Do this: From the records below, copy every line that contains the word "JSON".

[Records from a collection]
┌────────

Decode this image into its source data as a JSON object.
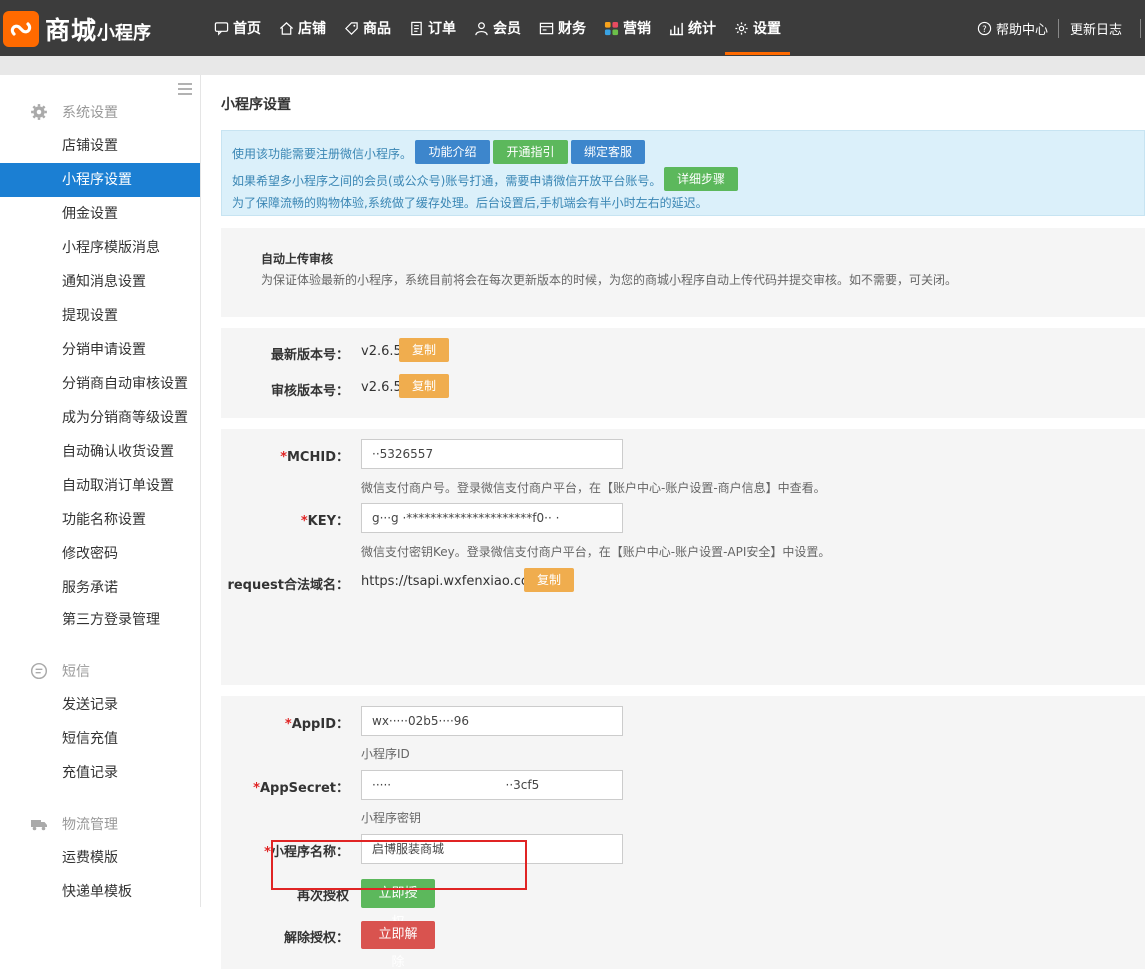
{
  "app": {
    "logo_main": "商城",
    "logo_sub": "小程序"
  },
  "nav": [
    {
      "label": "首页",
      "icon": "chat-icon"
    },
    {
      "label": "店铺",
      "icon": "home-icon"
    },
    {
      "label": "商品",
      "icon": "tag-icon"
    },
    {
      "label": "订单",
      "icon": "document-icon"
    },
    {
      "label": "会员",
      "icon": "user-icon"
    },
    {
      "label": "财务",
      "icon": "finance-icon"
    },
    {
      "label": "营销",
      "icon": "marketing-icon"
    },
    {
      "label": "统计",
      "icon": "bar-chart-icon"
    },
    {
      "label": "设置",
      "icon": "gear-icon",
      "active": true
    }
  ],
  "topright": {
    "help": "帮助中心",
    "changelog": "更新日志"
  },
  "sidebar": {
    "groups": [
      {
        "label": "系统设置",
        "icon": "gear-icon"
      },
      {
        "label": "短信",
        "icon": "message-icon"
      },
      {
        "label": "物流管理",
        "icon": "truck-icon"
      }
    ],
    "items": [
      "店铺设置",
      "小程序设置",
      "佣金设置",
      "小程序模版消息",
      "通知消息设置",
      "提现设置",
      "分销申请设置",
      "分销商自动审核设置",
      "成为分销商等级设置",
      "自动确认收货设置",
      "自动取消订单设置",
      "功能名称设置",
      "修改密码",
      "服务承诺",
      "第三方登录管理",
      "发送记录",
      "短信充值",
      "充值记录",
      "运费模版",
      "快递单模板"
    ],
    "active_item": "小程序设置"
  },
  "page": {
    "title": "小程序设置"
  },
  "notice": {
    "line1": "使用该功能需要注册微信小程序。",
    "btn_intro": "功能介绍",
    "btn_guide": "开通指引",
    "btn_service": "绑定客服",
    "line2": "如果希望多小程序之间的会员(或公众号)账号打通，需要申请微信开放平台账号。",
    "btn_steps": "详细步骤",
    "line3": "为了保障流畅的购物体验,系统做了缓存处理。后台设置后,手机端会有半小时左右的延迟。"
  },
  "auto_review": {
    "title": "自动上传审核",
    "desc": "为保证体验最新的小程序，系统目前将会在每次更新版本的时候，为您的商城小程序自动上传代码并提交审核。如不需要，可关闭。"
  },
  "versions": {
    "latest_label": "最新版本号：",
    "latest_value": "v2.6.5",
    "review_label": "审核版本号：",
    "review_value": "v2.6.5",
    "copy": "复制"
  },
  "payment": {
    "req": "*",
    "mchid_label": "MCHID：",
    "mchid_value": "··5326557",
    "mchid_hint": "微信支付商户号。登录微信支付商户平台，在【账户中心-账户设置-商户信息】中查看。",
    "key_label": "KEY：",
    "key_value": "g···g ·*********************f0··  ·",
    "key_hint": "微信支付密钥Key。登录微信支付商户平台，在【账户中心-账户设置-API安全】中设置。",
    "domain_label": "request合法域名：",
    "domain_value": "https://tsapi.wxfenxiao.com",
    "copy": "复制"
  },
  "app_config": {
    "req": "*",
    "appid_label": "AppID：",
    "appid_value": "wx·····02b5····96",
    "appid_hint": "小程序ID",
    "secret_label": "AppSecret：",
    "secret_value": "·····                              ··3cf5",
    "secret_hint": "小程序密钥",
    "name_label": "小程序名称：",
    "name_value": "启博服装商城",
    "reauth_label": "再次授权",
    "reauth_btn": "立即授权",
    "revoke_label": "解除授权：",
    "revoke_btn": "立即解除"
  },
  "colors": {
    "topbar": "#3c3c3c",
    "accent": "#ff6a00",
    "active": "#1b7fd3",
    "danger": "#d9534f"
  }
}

└────────
┌────────

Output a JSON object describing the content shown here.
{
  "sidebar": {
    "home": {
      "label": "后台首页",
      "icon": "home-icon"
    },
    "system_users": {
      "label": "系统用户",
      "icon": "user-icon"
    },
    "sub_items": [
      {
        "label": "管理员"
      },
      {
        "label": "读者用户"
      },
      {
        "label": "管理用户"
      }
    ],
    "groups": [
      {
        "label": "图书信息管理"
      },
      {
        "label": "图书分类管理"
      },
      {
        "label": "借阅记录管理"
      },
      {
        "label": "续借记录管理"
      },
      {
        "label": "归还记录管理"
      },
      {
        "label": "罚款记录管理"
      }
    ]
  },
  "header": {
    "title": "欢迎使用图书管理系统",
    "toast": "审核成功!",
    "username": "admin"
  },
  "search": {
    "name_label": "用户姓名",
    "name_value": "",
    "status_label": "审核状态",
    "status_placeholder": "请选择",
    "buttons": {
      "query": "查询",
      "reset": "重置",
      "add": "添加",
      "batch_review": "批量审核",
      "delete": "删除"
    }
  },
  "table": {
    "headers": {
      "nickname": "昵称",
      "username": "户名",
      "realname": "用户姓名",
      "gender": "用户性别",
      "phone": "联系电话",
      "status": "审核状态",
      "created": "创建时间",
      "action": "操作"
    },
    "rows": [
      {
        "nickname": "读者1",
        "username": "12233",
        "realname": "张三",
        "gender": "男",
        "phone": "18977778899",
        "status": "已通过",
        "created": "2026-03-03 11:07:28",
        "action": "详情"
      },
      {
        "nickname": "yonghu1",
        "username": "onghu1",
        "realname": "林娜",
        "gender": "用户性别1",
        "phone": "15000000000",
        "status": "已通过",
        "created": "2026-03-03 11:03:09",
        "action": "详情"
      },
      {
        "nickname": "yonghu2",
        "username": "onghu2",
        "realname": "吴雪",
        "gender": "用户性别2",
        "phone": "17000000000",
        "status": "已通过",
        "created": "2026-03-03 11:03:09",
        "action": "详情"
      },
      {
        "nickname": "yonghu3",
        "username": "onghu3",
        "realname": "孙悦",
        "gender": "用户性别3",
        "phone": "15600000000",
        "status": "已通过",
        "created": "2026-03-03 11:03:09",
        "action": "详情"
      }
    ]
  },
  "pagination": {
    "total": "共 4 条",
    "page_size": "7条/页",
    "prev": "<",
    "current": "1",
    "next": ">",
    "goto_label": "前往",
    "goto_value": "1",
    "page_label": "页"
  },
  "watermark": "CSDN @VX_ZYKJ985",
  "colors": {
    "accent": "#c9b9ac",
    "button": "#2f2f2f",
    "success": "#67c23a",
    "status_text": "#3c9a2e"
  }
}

└────────

Solution to the exercise:
Decode this image into its source data as a JSON object.
Output a JSON object describing the content shown here.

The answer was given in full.